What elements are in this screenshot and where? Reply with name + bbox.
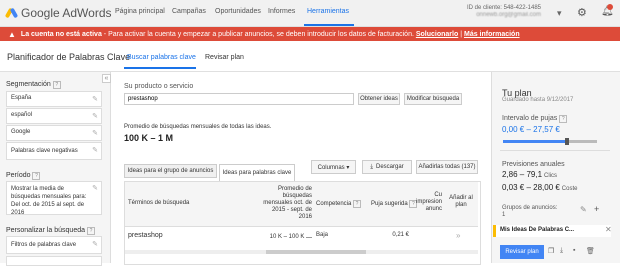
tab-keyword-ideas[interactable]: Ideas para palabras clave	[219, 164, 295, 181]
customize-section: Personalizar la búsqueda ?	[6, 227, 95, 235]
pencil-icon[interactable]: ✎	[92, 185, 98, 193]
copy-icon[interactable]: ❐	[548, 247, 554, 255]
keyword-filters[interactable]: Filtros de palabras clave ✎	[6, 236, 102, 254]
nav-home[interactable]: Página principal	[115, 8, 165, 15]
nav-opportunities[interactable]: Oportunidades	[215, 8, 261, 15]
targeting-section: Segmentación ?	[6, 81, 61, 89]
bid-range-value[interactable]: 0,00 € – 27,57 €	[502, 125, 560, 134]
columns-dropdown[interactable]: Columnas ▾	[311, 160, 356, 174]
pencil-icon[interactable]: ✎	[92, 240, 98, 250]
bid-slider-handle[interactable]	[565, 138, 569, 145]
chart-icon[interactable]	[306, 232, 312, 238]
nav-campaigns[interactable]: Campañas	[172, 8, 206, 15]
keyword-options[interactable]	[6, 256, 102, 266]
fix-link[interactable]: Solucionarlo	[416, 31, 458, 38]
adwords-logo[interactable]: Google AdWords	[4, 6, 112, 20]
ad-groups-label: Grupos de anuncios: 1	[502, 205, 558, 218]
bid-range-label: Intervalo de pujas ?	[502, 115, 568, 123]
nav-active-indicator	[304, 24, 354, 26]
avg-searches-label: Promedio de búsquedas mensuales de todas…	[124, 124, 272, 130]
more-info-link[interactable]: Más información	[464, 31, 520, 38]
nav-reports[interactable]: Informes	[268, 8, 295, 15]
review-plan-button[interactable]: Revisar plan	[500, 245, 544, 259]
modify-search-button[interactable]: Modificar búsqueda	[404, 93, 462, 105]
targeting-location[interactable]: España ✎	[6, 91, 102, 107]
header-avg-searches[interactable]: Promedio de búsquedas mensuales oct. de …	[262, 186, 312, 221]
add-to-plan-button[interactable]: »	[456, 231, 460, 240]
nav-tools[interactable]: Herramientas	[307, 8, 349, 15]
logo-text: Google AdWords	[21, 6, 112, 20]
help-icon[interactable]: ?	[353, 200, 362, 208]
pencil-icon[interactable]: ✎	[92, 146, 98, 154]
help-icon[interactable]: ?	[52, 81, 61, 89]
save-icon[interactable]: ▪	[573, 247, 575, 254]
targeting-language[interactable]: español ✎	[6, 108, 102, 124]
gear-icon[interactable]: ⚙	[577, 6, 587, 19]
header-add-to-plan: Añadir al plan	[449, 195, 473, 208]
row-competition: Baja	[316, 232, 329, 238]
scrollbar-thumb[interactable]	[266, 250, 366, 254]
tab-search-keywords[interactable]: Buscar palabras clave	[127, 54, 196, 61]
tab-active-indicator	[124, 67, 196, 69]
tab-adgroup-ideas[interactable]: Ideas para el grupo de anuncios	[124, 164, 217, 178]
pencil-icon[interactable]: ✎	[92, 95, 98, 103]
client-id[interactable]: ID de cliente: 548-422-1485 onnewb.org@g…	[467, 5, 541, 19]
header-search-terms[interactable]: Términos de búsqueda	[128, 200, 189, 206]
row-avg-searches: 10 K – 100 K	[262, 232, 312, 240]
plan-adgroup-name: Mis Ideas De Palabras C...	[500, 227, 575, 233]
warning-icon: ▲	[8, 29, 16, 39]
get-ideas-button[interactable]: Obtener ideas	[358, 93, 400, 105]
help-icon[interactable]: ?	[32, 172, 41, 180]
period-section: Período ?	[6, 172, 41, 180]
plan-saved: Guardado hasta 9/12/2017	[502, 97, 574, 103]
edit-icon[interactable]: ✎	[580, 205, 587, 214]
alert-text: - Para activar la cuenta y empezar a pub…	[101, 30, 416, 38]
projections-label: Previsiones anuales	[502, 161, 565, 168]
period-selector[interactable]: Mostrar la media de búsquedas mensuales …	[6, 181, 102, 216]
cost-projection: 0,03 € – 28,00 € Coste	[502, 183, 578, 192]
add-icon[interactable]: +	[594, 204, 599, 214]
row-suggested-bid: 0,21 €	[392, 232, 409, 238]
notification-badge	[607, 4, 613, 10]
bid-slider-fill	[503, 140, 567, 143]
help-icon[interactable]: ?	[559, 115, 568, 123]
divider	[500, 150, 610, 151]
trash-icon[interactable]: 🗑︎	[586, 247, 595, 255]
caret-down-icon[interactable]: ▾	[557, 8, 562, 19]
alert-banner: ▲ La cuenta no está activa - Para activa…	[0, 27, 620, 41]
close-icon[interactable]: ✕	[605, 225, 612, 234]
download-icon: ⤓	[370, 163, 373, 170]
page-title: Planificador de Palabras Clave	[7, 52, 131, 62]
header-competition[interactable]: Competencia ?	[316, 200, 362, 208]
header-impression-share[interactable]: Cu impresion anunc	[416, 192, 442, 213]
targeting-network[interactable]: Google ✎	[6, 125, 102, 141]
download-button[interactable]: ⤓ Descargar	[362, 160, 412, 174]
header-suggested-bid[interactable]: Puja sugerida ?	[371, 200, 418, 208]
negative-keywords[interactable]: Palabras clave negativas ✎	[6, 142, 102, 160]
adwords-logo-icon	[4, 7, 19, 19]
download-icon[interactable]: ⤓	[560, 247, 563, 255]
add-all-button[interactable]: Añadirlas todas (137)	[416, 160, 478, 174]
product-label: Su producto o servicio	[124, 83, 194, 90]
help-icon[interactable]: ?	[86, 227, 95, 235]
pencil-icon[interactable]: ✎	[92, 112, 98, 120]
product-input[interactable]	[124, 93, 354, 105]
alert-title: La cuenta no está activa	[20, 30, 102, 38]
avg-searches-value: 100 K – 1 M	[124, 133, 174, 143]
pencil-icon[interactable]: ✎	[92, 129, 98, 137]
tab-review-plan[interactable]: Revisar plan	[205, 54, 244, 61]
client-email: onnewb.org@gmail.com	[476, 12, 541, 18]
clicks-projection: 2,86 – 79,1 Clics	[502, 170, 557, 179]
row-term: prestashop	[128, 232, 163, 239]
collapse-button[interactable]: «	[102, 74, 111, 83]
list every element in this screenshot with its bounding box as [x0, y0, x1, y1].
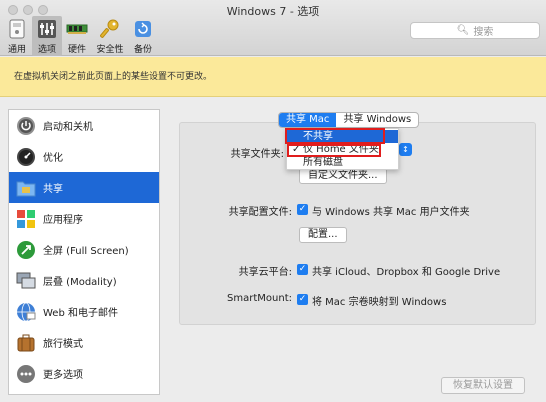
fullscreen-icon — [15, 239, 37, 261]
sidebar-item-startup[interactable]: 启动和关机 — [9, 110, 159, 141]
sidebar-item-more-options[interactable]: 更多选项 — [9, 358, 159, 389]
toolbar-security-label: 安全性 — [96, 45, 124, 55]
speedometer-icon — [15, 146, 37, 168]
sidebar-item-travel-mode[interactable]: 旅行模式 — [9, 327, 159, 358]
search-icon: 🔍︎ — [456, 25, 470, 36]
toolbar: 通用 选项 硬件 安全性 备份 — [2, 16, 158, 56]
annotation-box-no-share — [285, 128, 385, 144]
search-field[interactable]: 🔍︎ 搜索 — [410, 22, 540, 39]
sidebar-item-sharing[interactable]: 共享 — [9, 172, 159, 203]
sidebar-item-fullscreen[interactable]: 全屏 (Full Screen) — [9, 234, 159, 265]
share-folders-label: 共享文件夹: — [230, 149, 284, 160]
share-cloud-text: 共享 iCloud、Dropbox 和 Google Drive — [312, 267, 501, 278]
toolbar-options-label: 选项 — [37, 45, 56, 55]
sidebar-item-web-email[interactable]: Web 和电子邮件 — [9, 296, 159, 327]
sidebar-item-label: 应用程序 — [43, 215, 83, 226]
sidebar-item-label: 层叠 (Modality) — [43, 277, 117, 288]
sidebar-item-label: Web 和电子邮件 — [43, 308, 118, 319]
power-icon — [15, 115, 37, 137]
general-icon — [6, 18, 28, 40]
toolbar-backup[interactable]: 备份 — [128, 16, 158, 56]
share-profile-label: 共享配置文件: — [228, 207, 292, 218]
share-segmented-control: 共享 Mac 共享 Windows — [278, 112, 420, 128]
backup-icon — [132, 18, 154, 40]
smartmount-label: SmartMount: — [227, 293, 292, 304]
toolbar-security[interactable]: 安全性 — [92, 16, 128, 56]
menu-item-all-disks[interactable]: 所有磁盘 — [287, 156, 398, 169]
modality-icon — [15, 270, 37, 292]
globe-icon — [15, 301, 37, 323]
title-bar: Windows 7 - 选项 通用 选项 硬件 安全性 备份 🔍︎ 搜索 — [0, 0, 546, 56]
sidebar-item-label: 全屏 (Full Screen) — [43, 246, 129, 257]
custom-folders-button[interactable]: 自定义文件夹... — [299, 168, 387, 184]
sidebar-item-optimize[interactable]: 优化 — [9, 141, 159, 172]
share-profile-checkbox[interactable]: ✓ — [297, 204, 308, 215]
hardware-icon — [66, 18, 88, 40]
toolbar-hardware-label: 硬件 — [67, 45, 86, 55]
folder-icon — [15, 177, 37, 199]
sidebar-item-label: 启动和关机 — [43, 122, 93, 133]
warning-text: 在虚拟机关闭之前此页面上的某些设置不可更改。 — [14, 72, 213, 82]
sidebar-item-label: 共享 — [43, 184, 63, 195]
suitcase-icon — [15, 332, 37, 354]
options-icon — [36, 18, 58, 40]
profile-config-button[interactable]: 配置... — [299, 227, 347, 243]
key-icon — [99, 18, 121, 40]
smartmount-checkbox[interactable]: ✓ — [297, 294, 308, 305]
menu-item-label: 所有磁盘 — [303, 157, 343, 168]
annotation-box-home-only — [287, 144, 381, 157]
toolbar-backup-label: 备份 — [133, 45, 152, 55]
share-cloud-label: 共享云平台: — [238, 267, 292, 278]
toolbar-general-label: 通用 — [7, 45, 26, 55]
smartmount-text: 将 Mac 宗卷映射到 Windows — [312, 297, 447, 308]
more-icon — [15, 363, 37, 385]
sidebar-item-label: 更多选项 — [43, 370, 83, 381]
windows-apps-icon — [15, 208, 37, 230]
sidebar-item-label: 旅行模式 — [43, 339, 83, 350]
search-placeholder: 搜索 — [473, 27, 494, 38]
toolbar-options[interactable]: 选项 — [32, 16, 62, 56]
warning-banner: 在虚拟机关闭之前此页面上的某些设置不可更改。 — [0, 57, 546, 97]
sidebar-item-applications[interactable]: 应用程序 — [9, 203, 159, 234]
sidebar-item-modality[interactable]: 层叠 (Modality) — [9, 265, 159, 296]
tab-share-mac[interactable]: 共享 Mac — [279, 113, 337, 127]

Task brief = Could you print the rows word for word, starting with the one that contains "tab-keyword-ideas[interactable]: Ideas para" and going on through the one that contains "8, 349, 15]", both included?

Output of the exercise =
tab-keyword-ideas[interactable]: Ideas para palabras clave	[219, 164, 295, 181]
customize-section: Personalizar la búsqueda ?	[6, 227, 95, 235]
pencil-icon[interactable]: ✎	[92, 185, 98, 193]
copy-icon[interactable]: ❐	[548, 247, 554, 255]
keyword-filters[interactable]: Filtros de palabras clave ✎	[6, 236, 102, 254]
nav-home[interactable]: Página principal	[115, 8, 165, 15]
nav-opportunities[interactable]: Oportunidades	[215, 8, 261, 15]
targeting-section: Segmentación ?	[6, 81, 61, 89]
bid-range-value[interactable]: 0,00 € – 27,57 €	[502, 125, 560, 134]
columns-dropdown[interactable]: Columnas ▾	[311, 160, 356, 174]
pencil-icon[interactable]: ✎	[92, 240, 98, 250]
bid-slider-handle[interactable]	[565, 138, 569, 145]
chart-icon[interactable]	[306, 232, 312, 238]
nav-campaigns[interactable]: Campañas	[172, 8, 206, 15]
keyword-options[interactable]	[6, 256, 102, 266]
fix-link[interactable]: Solucionarlo	[416, 31, 458, 38]
adwords-logo[interactable]: Google AdWords	[4, 6, 112, 20]
ad-groups-label: Grupos de anuncios: 1	[502, 205, 558, 218]
bid-range-label: Intervalo de pujas ?	[502, 115, 568, 123]
nav-active-indicator	[304, 24, 354, 26]
avg-searches-label: Promedio de búsquedas mensuales de todas…	[124, 124, 272, 130]
more-info-link[interactable]: Más información	[464, 31, 520, 38]
nav-reports[interactable]: Informes	[268, 8, 295, 15]
review-plan-button[interactable]: Revisar plan	[500, 245, 544, 259]
modify-search-button[interactable]: Modificar búsqueda	[404, 93, 462, 105]
targeting-location[interactable]: España ✎	[6, 91, 102, 107]
header-avg-searches[interactable]: Promedio de búsquedas mensuales oct. de …	[262, 186, 312, 221]
add-to-plan-button[interactable]: »	[456, 231, 460, 240]
nav-tools[interactable]: Herramientas	[307, 8, 349, 15]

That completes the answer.